** START **

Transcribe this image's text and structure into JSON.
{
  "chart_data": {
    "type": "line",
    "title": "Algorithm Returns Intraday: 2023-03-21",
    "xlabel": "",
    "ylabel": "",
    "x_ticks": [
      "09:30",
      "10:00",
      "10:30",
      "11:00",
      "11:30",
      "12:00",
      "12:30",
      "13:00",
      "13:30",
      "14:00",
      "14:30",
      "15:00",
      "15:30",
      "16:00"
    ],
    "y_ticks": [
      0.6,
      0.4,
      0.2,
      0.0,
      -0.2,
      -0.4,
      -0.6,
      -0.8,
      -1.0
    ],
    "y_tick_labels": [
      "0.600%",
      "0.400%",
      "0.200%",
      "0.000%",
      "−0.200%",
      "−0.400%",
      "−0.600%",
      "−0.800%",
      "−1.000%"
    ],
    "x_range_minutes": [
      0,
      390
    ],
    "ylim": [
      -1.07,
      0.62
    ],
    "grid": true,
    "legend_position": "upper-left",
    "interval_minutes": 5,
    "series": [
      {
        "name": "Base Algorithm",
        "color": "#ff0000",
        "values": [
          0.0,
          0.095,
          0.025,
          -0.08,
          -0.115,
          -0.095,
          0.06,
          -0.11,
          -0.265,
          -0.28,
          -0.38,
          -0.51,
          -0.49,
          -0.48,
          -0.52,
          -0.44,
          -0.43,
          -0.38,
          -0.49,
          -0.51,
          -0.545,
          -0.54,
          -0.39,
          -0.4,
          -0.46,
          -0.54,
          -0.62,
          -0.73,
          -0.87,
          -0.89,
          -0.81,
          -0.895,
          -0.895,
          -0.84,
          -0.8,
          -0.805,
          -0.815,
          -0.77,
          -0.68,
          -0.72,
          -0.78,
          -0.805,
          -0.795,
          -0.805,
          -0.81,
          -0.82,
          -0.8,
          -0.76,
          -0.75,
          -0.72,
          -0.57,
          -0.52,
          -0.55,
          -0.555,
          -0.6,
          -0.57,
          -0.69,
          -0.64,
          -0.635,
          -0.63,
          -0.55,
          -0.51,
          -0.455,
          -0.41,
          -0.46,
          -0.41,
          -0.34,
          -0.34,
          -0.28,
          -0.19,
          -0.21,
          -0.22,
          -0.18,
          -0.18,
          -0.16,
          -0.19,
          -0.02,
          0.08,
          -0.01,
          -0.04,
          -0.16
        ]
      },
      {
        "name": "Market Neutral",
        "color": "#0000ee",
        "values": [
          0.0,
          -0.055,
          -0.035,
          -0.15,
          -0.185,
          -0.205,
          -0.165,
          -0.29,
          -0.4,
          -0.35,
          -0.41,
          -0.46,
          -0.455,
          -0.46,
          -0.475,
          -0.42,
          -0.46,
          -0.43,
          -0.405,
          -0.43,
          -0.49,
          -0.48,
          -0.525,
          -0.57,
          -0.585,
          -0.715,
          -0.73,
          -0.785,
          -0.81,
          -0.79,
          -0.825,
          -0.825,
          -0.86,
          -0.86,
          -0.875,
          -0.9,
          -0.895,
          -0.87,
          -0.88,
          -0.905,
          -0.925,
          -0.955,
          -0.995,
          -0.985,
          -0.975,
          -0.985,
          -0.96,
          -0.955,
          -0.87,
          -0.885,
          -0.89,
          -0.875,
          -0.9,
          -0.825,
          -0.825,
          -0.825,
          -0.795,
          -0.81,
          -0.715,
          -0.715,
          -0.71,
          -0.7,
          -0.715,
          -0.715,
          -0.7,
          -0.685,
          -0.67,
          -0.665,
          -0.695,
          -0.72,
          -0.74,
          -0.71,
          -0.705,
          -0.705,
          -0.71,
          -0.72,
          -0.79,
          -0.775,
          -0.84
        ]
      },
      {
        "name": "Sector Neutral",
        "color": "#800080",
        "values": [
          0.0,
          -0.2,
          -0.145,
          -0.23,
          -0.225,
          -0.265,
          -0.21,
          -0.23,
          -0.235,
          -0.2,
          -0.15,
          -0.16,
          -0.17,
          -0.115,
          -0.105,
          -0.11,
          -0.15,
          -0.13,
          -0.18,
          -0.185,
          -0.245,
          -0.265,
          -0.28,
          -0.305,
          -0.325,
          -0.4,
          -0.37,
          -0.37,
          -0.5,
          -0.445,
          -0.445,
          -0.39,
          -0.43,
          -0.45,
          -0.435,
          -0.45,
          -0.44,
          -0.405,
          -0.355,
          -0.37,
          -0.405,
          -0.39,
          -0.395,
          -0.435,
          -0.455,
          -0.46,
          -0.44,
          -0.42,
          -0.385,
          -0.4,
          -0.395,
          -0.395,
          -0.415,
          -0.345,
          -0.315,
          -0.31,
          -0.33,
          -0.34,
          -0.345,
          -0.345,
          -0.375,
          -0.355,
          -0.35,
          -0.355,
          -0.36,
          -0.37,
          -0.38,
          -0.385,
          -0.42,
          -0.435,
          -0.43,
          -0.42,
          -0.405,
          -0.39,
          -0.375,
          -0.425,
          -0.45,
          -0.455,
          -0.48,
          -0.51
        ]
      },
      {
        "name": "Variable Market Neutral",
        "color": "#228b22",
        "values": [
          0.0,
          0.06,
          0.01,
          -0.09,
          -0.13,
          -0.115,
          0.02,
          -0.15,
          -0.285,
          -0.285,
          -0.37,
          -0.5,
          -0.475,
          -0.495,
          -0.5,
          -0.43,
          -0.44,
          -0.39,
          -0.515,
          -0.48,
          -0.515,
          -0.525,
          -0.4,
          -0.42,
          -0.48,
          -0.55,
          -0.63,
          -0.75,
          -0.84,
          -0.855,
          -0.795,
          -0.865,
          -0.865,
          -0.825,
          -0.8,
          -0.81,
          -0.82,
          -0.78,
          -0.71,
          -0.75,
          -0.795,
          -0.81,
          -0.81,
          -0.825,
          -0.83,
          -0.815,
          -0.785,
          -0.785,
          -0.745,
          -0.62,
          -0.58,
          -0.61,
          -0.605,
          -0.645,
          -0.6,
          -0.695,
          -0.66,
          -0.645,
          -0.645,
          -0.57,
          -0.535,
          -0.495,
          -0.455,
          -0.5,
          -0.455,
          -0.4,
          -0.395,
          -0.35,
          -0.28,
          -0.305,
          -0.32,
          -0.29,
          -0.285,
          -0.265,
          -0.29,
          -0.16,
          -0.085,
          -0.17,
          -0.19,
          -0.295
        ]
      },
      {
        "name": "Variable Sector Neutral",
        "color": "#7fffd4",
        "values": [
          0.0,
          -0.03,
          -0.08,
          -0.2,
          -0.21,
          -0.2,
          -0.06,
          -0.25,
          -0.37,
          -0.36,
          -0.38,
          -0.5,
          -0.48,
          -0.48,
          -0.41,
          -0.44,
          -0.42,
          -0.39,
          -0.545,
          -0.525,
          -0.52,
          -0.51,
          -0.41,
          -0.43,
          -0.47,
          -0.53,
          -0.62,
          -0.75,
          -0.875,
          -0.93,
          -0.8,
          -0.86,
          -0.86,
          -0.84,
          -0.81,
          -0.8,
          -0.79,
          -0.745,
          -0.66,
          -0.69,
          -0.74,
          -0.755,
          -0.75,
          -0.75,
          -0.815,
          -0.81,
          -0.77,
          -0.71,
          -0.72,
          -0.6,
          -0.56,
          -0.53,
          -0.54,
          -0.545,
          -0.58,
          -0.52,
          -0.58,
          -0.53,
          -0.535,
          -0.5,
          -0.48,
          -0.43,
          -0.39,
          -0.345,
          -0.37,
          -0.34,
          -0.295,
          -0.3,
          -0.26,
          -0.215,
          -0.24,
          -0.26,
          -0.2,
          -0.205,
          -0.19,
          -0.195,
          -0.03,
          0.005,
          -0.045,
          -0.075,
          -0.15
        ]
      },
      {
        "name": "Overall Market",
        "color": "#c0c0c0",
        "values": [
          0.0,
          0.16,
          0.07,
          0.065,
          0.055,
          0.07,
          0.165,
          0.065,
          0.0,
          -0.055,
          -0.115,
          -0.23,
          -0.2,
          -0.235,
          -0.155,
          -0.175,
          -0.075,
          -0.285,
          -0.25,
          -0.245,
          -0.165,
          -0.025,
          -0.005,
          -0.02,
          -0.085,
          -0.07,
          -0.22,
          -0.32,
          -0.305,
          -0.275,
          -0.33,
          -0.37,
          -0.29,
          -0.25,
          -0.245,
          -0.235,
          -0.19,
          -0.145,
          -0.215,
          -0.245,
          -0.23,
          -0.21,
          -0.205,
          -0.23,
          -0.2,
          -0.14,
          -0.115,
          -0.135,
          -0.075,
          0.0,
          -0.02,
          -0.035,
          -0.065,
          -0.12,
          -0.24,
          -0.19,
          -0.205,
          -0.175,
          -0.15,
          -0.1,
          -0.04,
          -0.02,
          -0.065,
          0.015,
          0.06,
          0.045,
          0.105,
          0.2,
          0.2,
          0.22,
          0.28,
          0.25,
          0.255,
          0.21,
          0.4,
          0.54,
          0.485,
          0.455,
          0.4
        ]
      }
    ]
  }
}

** END **

# EXERCISE TASK
Show every line from the entries above in which "name" appears.

# RESULT FOR THIS TASK
        "name": "Base Algorithm",
        "name": "Market Neutral",
        "name": "Sector Neutral",
        "name": "Variable Market Neutral",
        "name": "Variable Sector Neutral",
        "name": "Overall Market",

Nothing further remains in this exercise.